WORKING DATA

--- Begin ---

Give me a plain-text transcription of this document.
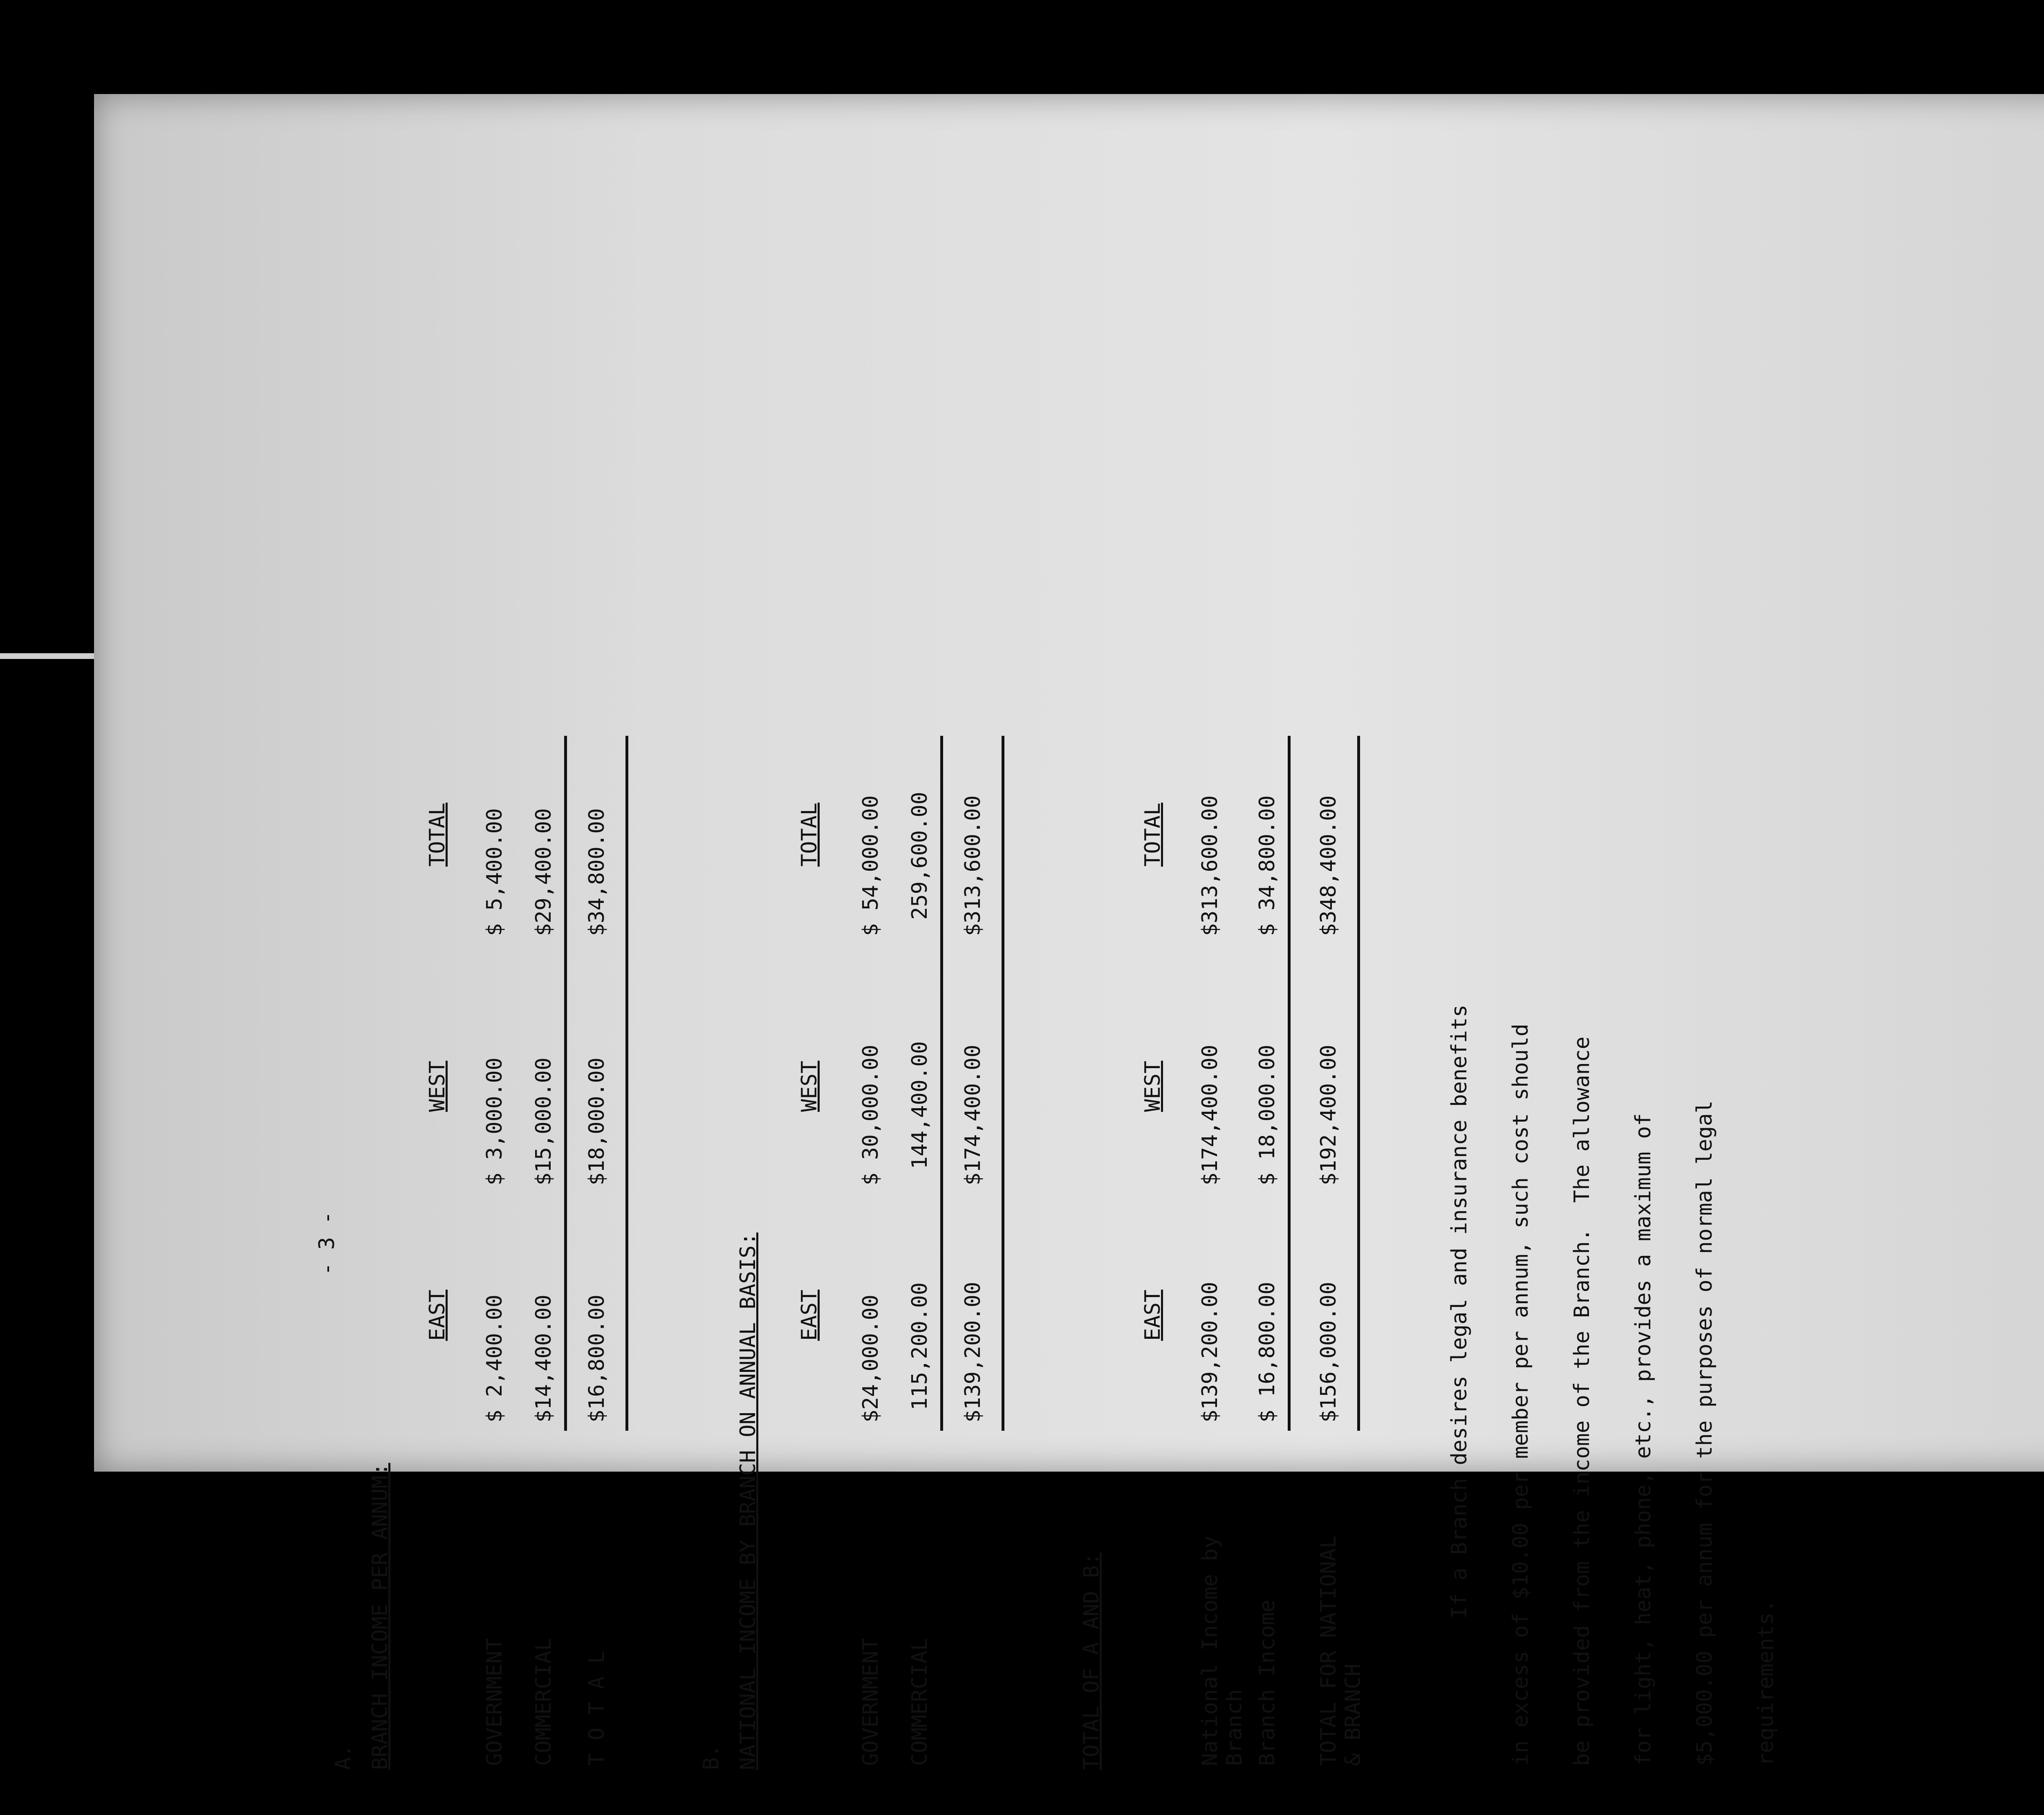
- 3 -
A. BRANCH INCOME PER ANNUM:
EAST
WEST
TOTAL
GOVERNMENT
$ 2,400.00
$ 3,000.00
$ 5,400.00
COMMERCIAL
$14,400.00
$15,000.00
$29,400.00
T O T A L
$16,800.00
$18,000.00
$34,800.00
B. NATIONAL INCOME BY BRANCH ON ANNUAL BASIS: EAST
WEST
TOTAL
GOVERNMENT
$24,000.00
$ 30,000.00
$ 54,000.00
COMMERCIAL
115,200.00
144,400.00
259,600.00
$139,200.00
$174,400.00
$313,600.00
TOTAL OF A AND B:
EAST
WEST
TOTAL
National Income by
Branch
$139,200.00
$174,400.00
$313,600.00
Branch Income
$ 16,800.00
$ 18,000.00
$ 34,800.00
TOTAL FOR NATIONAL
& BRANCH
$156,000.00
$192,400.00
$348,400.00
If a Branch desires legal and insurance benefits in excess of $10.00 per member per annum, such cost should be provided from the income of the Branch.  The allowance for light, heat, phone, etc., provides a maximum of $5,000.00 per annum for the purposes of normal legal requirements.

--- End ---
--- Begin ---

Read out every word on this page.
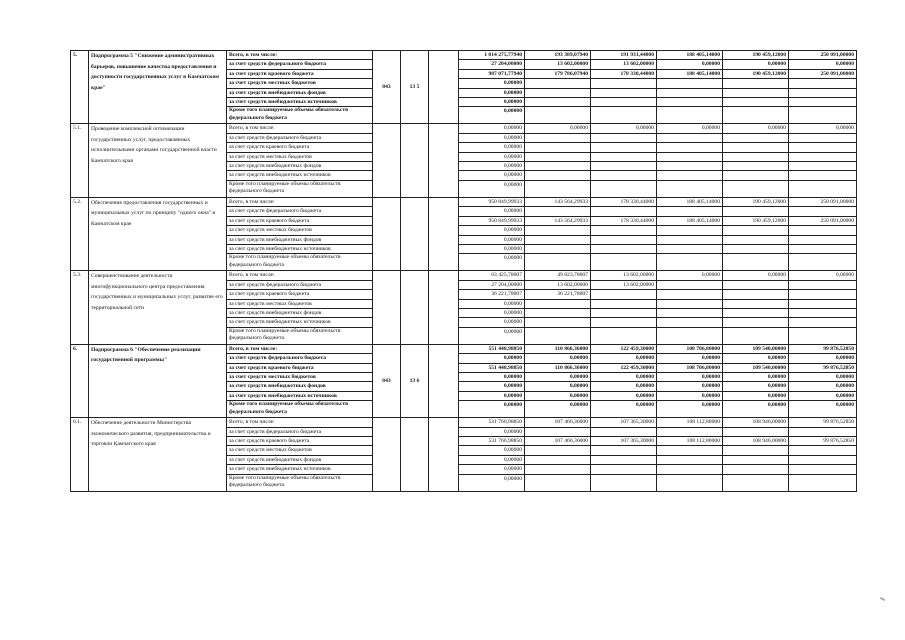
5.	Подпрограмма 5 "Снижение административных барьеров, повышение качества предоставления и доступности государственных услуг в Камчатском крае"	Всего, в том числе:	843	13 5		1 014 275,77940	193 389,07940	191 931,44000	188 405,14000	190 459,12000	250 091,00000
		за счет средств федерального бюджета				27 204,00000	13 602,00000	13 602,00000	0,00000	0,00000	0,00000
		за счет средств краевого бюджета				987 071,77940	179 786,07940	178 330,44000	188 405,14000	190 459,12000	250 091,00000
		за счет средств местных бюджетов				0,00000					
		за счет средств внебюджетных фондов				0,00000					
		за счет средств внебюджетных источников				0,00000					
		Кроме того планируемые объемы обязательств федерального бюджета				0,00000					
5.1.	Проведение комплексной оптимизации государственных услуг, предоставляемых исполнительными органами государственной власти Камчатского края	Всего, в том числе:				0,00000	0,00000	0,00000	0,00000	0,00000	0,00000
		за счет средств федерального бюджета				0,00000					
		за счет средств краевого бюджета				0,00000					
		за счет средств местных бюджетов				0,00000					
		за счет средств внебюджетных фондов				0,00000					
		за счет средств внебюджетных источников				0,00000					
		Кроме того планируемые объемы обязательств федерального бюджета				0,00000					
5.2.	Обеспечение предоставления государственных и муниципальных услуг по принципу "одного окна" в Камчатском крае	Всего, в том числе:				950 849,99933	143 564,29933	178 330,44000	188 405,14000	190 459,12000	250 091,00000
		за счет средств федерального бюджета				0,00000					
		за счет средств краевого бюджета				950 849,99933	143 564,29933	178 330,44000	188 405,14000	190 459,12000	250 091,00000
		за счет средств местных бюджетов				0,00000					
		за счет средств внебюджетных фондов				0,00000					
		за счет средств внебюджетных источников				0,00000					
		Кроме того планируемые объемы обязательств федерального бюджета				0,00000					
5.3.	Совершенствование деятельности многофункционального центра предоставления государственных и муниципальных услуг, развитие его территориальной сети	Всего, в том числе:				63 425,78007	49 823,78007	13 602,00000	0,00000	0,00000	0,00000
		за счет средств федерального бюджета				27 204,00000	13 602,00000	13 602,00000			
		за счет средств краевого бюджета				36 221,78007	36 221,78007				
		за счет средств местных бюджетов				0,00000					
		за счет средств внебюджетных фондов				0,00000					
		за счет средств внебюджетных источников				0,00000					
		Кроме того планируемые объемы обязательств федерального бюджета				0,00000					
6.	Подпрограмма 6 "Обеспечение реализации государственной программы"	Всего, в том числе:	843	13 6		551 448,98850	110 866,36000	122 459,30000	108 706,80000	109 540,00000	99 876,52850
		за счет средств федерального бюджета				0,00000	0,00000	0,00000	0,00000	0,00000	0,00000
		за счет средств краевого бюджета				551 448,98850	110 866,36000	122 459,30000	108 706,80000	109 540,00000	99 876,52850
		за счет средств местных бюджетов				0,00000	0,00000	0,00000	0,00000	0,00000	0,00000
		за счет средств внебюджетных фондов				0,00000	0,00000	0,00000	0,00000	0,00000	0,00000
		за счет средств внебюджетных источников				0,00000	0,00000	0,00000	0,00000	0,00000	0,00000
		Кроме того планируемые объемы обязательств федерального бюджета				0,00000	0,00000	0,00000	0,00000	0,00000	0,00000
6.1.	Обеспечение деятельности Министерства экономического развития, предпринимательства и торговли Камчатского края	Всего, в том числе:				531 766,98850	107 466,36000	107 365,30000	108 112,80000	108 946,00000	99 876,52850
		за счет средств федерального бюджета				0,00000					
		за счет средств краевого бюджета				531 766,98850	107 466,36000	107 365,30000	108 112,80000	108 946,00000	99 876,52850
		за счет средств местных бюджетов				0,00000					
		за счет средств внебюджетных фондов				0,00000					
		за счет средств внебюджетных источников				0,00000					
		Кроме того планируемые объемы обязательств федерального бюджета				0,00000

--- End ---

WRITTEN INSTRUCTION
Copy each line holding the word "краевого" from the listing above.

ANSWER TO THE PROBLEM
		за счет средств краевого бюджета				987 071,77940	179 786,07940	178 330,44000	188 405,14000	190 459,12000	250 091,00000
		за счет средств краевого бюджета				0,00000					
		за счет средств краевого бюджета				950 849,99933	143 564,29933	178 330,44000	188 405,14000	190 459,12000	250 091,00000
		за счет средств краевого бюджета				36 221,78007	36 221,78007				
		за счет средств краевого бюджета				551 448,98850	110 866,36000	122 459,30000	108 706,80000	109 540,00000	99 876,52850
		за счет средств краевого бюджета				531 766,98850	107 466,36000	107 365,30000	108 112,80000	108 946,00000	99 876,52850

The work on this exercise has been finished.